### Task description
Keep only those lines of the records that include the string "them".

### Data shown
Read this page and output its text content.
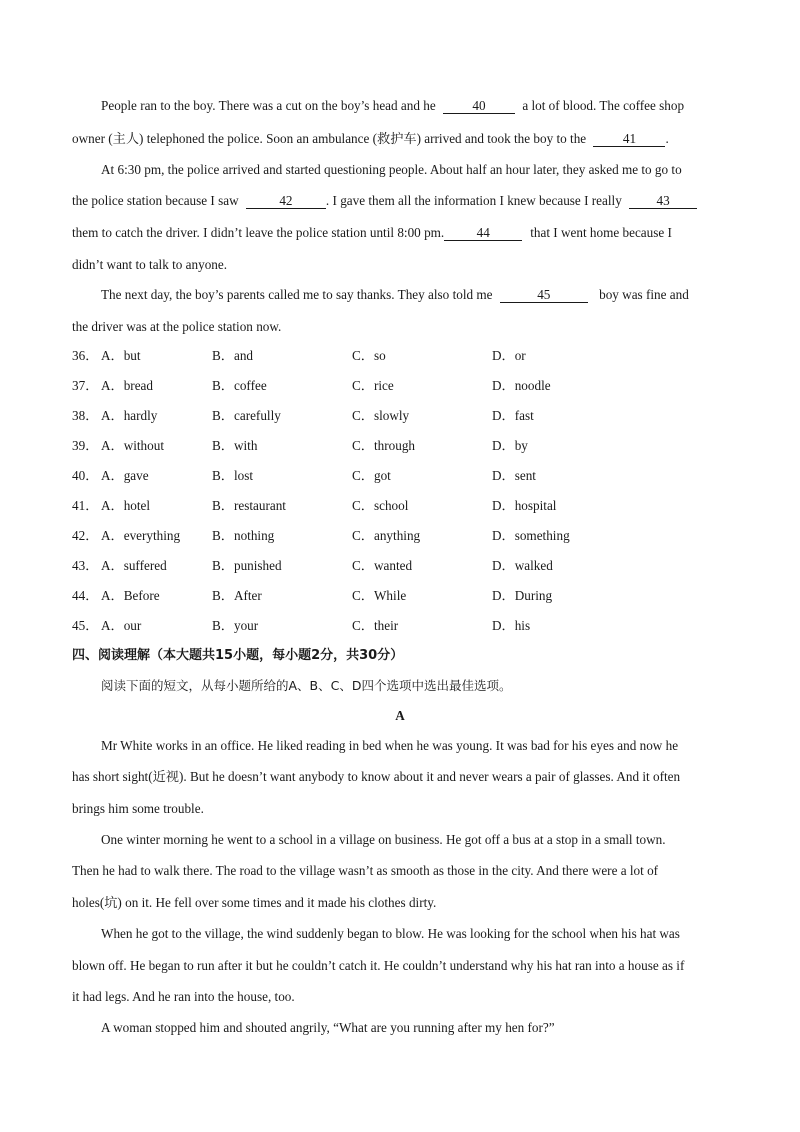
People ran to the boy. There was a cut on the boy’s head and he	40	a lot of blood. The coffee shop
owner (主人) telephoned the police. Soon an ambulance (救护车) arrived and took the boy to the	41 .
At 6:30 pm, the police arrived and started questioning people. About half an hour later, they asked me to go to
the police station because I saw	42	. I gave them all the information I knew because I really	43
them to catch the driver. I didn’t leave the police station until 8:00 pm. 44	that I went home because I
didn’t want to talk to anyone.
The next day, the boy’s parents called me to say thanks. They also told me	45	boy was fine and
the driver was at the police station now.
36． A．but	B．and	C．so	D．or
37． A．bread	B．coffee	C．rice	D．noodle
38． A．hardly	B．carefully	C．slowly	D．fast
39． A．without	B．with	C．through	D．by
40． A．gave	B．lost	C．got	D．sent
41． A．hotel	B．restaurant	C．school	D．hospital
42． A．everything B．nothing	C．anything	D．something
43． A．suffered	B．punished	C．wanted	D．walked
44． A．Before	B．After	C．While	D．During
45． A．our	B．your	C．their	D．his
四、阅读理解（本大题共15小题，每小题2分，共30分）
阅读下面的短文，从每小题所给的A、B、C、D四个选项中选出最佳选项。
A
Mr White works in an office. He liked reading in bed when he was young. It was bad for his eyes and now he
has short sight(近视). But he doesn’t want anybody to know about it and never wears a pair of glasses. And it often
brings him some trouble.
One winter morning he went to a school in a village on business. He got off a bus at a stop in a small town.
Then he had to walk there. The road to the village wasn’t as smooth as those in the city. And there were a lot of
holes(坑) on it. He fell over some times and it made his clothes dirty.
When he got to the village, the wind suddenly began to blow. He was looking for the school when his hat was
blown off. He began to run after it but he couldn’t catch it. He couldn’t understand why his hat ran into a house as if
it had legs. And he ran into the house, too.
A woman stopped him and shouted angrily, “What are you running after my hen for?”
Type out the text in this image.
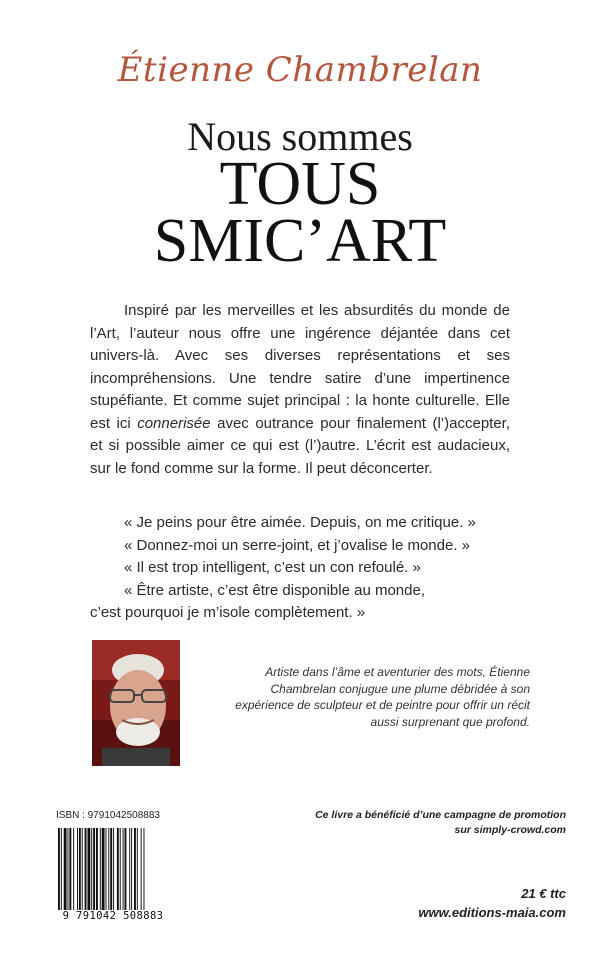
Étienne Chambrelan
Nous sommes
TOUS
SMIC’ART

Inspiré par les merveilles et les absurdités du monde de l’Art, l’auteur nous offre une ingérence déjantée dans cet univers-là. Avec ses diverses représentations et ses incompréhensions. Une tendre satire d’une impertinence stupéfiante. Et comme sujet principal : la honte culturelle. Elle est ici connerisée avec outrance pour finalement (l’)accepter, et si possible aimer ce qui est (l’)autre. L’écrit est audacieux, sur le fond comme sur la forme. Il peut déconcerter.

« Je peins pour être aimée. Depuis, on me critique. »
« Donnez-moi un serre-joint, et j’ovalise le monde. »
« Il est trop intelligent, c’est un con refoulé. »
« Être artiste, c’est être disponible au monde,
c’est pourquoi je m’isole complètement. »
Artiste dans l’âme et aventurier des mots, Étienne Chambrelan conjugue une plume débridée à son expérience de sculpteur et de peintre pour offrir un récit aussi surprenant que profond.
ISBN : 9791042508883
9 791042 508883
Ce livre a bénéficié d’une campagne de promotion
sur simply-crowd.com
21 € ttc
www.editions-maia.com
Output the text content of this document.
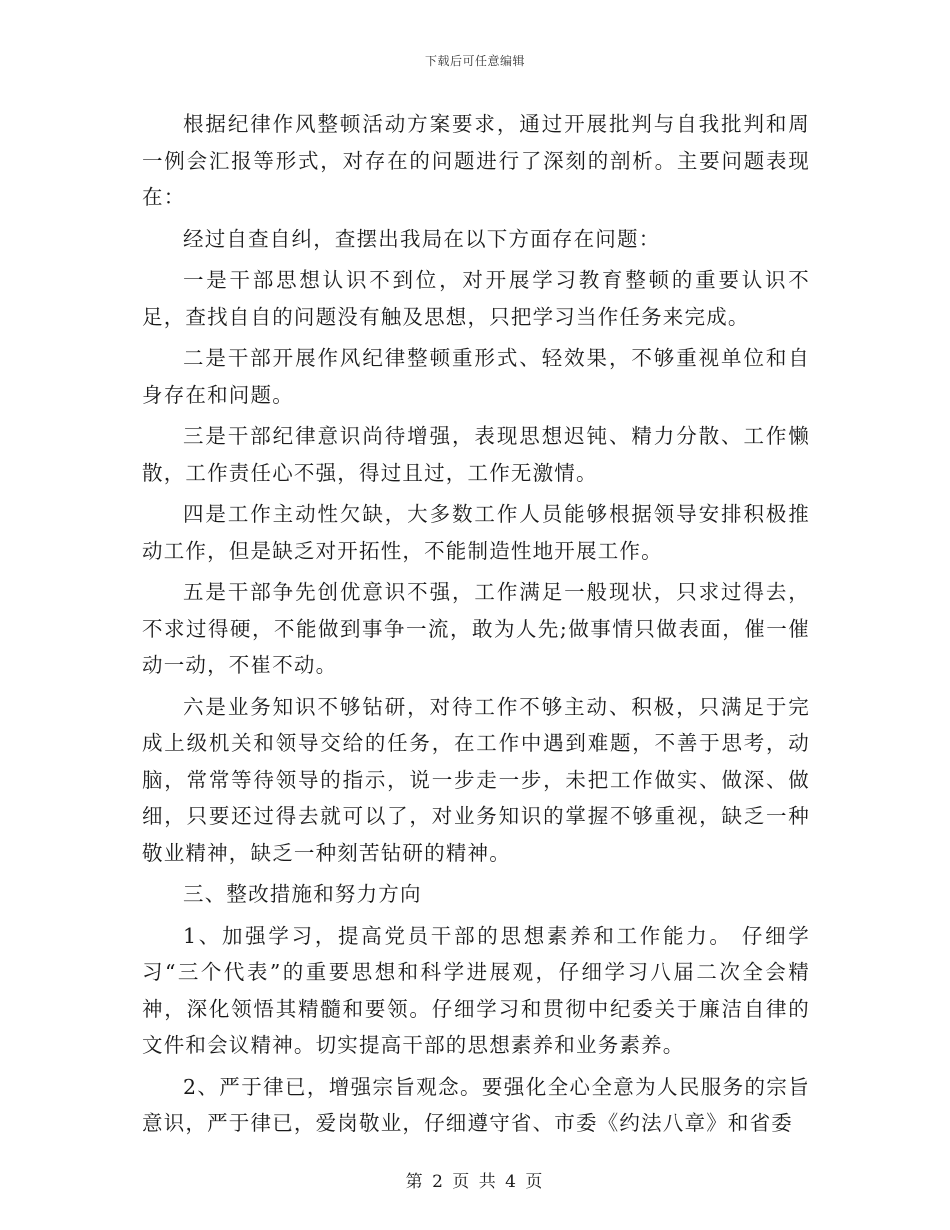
下载后可任意编辑

根据纪律作风整顿活动方案要求，通过开展批判与自我批判和周一例会汇报等形式，对存在的问题进行了深刻的剖析。主要问题表现在：

经过自查自纠，查摆出我局在以下方面存在问题：

一是干部思想认识不到位，对开展学习教育整顿的重要认识不足，查找自自的问题没有触及思想，只把学习当作任务来完成。

二是干部开展作风纪律整顿重形式、轻效果，不够重视单位和自身存在和问题。

三是干部纪律意识尚待增强，表现思想迟钝、精力分散、工作懒散，工作责任心不强，得过且过，工作无激情。

四是工作主动性欠缺，大多数工作人员能够根据领导安排积极推动工作，但是缺乏对开拓性，不能制造性地开展工作。

五是干部争先创优意识不强，工作满足一般现状，只求过得去，不求过得硬，不能做到事争一流，敢为人先;做事情只做表面，催一催动一动，不崔不动。

六是业务知识不够钻研，对待工作不够主动、积极，只满足于完成上级机关和领导交给的任务，在工作中遇到难题，不善于思考，动脑，常常等待领导的指示，说一步走一步，未把工作做实、做深、做细，只要还过得去就可以了，对业务知识的掌握不够重视，缺乏一种敬业精神，缺乏一种刻苦钻研的精神。

三、整改措施和努力方向

1、加强学习，提高党员干部的思想素养和工作能力。 仔细学习“三个代表”的重要思想和科学进展观，仔细学习八届二次全会精神，深化领悟其精髓和要领。仔细学习和贯彻中纪委关于廉洁自律的文件和会议精神。切实提高干部的思想素养和业务素养。

2、严于律已，增强宗旨观念。要强化全心全意为人民服务的宗旨意识，严于律已，爱岗敬业，仔细遵守省、市委《约法八章》和省委

第 2 页 共 4 页
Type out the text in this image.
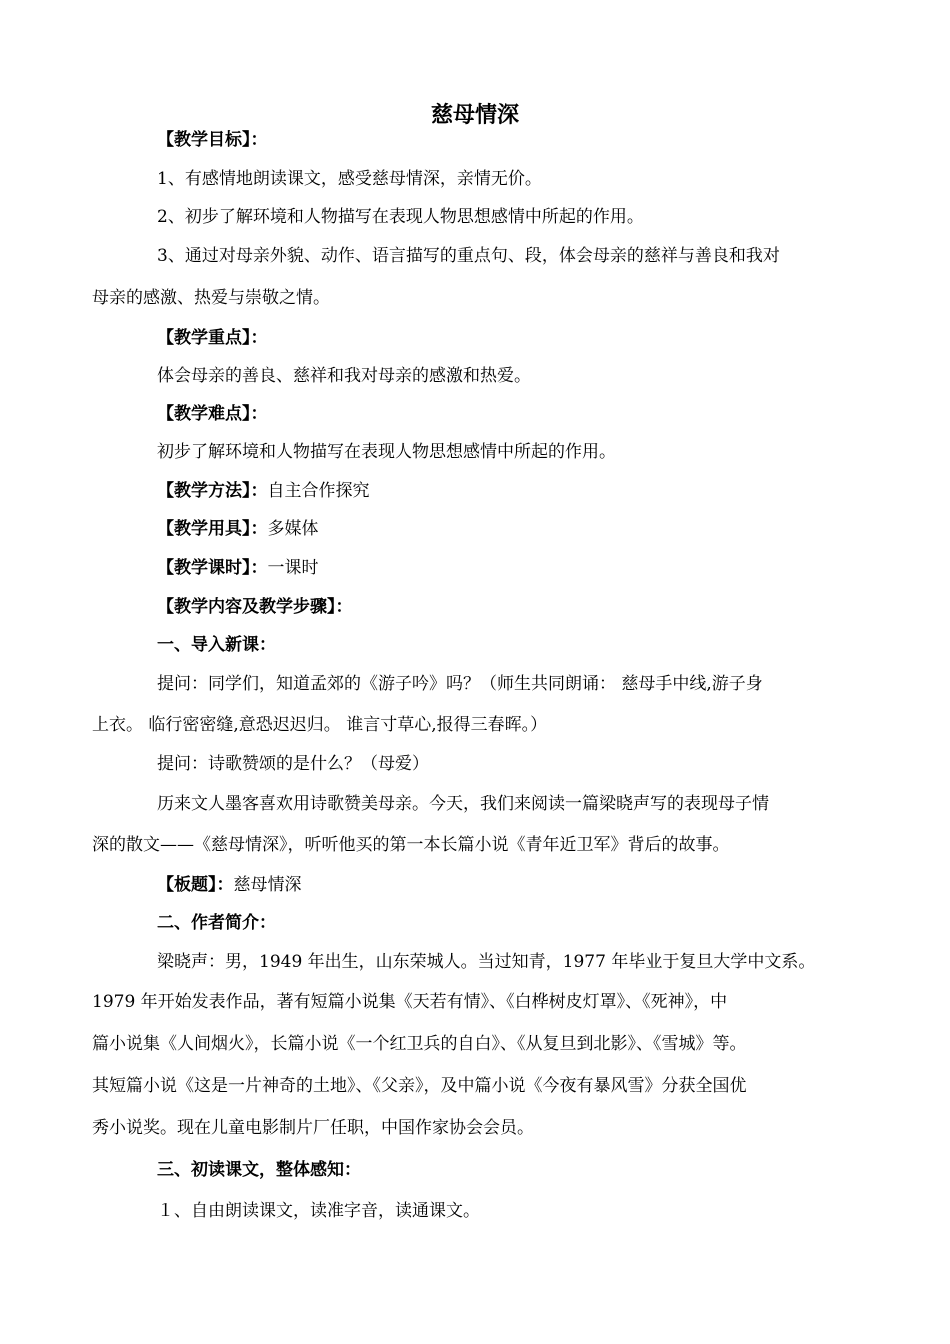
慈母情深
【教学目标】：
1、有感情地朗读课文，感受慈母情深，亲情无价。
2、初步了解环境和人物描写在表现人物思想感情中所起的作用。
3、通过对母亲外貌、动作、语言描写的重点句、段，体会母亲的慈祥与善良和我对
母亲的感激、热爱与崇敬之情。
【教学重点】：
体会母亲的善良、慈祥和我对母亲的感激和热爱。
【教学难点】：
初步了解环境和人物描写在表现人物思想感情中所起的作用。
【教学方法】：自主合作探究
【教学用具】：多媒体
【教学课时】：一课时
【教学内容及教学步骤】：
一、导入新课：
提问：同学们，知道孟郊的《游子吟》吗？（师生共同朗诵： 慈母手中线,游子身
上衣。 临行密密缝,意恐迟迟归。 谁言寸草心,报得三春晖。）
提问：诗歌赞颂的是什么？（母爱）
历来文人墨客喜欢用诗歌赞美母亲。今天，我们来阅读一篇梁晓声写的表现母子情
深的散文——《慈母情深》，听听他买的第一本长篇小说《青年近卫军》背后的故事。
【板题】：慈母情深
二、作者简介：
梁晓声：男，1949 年出生，山东荣城人。当过知青，1977 年毕业于复旦大学中文系。
1979 年开始发表作品，著有短篇小说集《天若有情》、《白桦树皮灯罩》、《死神》，中
篇小说集《人间烟火》，长篇小说《一个红卫兵的自白》、《从复旦到北影》、《雪城》等。
其短篇小说《这是一片神奇的土地》、《父亲》，及中篇小说《今夜有暴风雪》分获全国优
秀小说奖。现在儿童电影制片厂任职，中国作家协会会员。
三、初读课文，整体感知：
１、自由朗读课文，读准字音，读通课文。
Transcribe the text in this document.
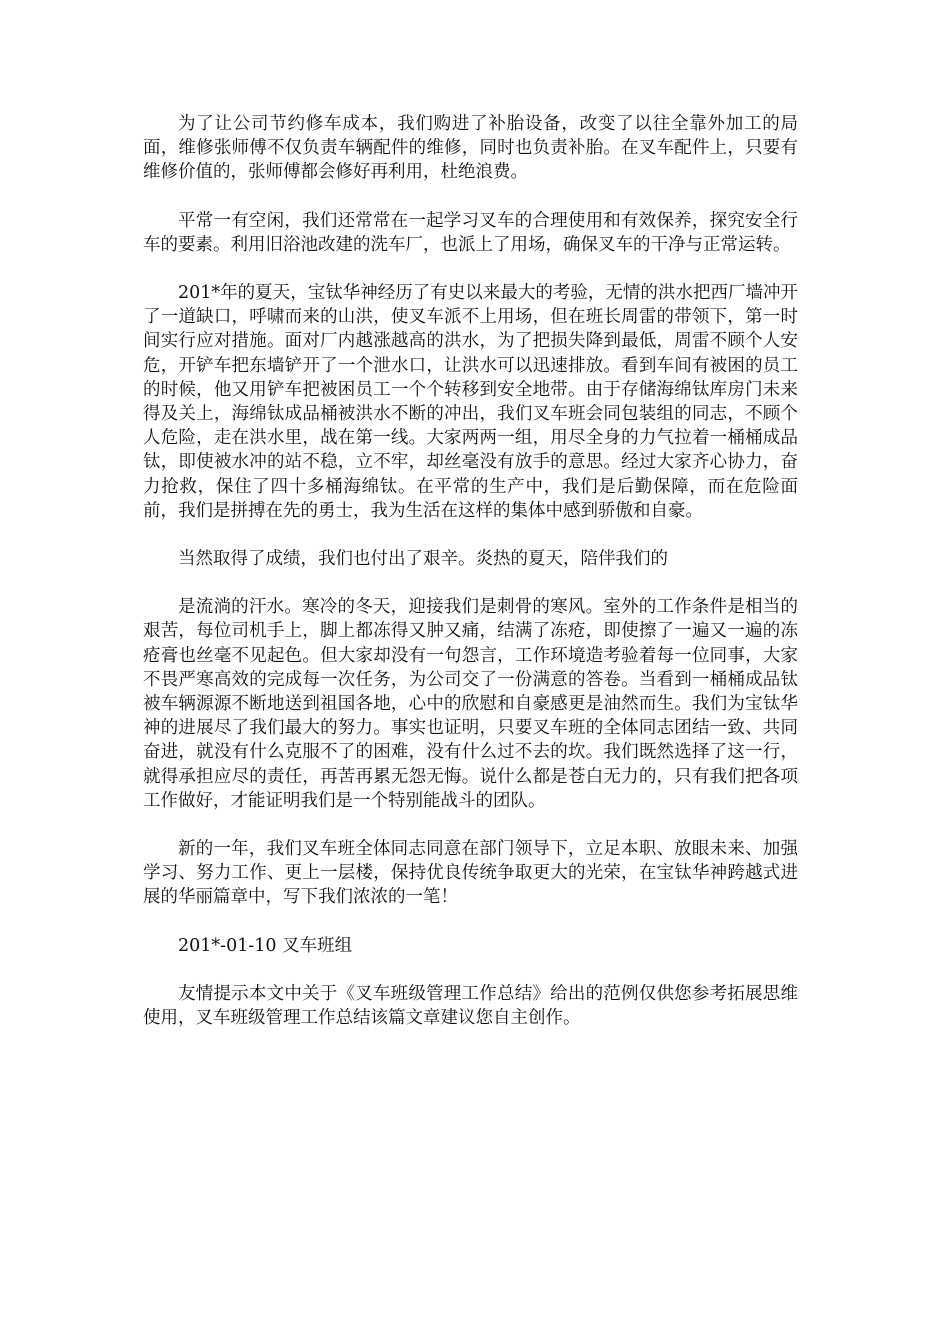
为了让公司节约修车成本，我们购进了补胎设备，改变了以往全靠外加工的局面，维修张师傅不仅负责车辆配件的维修，同时也负责补胎。在叉车配件上，只要有维修价值的，张师傅都会修好再利用，杜绝浪费。

平常一有空闲，我们还常常在一起学习叉车的合理使用和有效保养，探究安全行车的要素。利用旧浴池改建的洗车厂，也派上了用场，确保叉车的干净与正常运转。

201*年的夏天，宝钛华神经历了有史以来最大的考验，无情的洪水把西厂墙冲开了一道缺口，呼啸而来的山洪，使叉车派不上用场，但在班长周雷的带领下，第一时间实行应对措施。面对厂内越涨越高的洪水，为了把损失降到最低，周雷不顾个人安危，开铲车把东墙铲开了一个泄水口，让洪水可以迅速排放。看到车间有被困的员工的时候，他又用铲车把被困员工一个个转移到安全地带。由于存储海绵钛库房门未来得及关上，海绵钛成品桶被洪水不断的冲出，我们叉车班会同包装组的同志，不顾个人危险，走在洪水里，战在第一线。大家两两一组，用尽全身的力气拉着一桶桶成品钛，即使被水冲的站不稳，立不牢，却丝毫没有放手的意思。经过大家齐心协力，奋力抢救，保住了四十多桶海绵钛。在平常的生产中，我们是后勤保障，而在危险面前，我们是拼搏在先的勇士，我为生活在这样的集体中感到骄傲和自豪。

当然取得了成绩，我们也付出了艰辛。炎热的夏天，陪伴我们的

是流淌的汗水。寒冷的冬天，迎接我们是刺骨的寒风。室外的工作条件是相当的艰苦，每位司机手上，脚上都冻得又肿又痛，结满了冻疮，即使擦了一遍又一遍的冻疮膏也丝毫不见起色。但大家却没有一句怨言，工作环境造考验着每一位同事，大家不畏严寒高效的完成每一次任务，为公司交了一份满意的答卷。当看到一桶桶成品钛被车辆源源不断地送到祖国各地，心中的欣慰和自豪感更是油然而生。我们为宝钛华神的进展尽了我们最大的努力。事实也证明，只要叉车班的全体同志团结一致、共同奋进，就没有什么克服不了的困难，没有什么过不去的坎。我们既然选择了这一行，就得承担应尽的责任，再苦再累无怨无悔。说什么都是苍白无力的，只有我们把各项工作做好，才能证明我们是一个特别能战斗的团队。

新的一年，我们叉车班全体同志同意在部门领导下，立足本职、放眼未来、加强学习、努力工作、更上一层楼，保持优良传统争取更大的光荣，在宝钛华神跨越式进展的华丽篇章中，写下我们浓浓的一笔！

201*-01-10 叉车班组

友情提示本文中关于《叉车班级管理工作总结》给出的范例仅供您参考拓展思维使用，叉车班级管理工作总结该篇文章建议您自主创作。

### Full answer
the police station because I saw	42	. I gave them all the information I knew because I really	43
them to catch the driver. I didn’t leave the police station until 8:00 pm. 44	that I went home because I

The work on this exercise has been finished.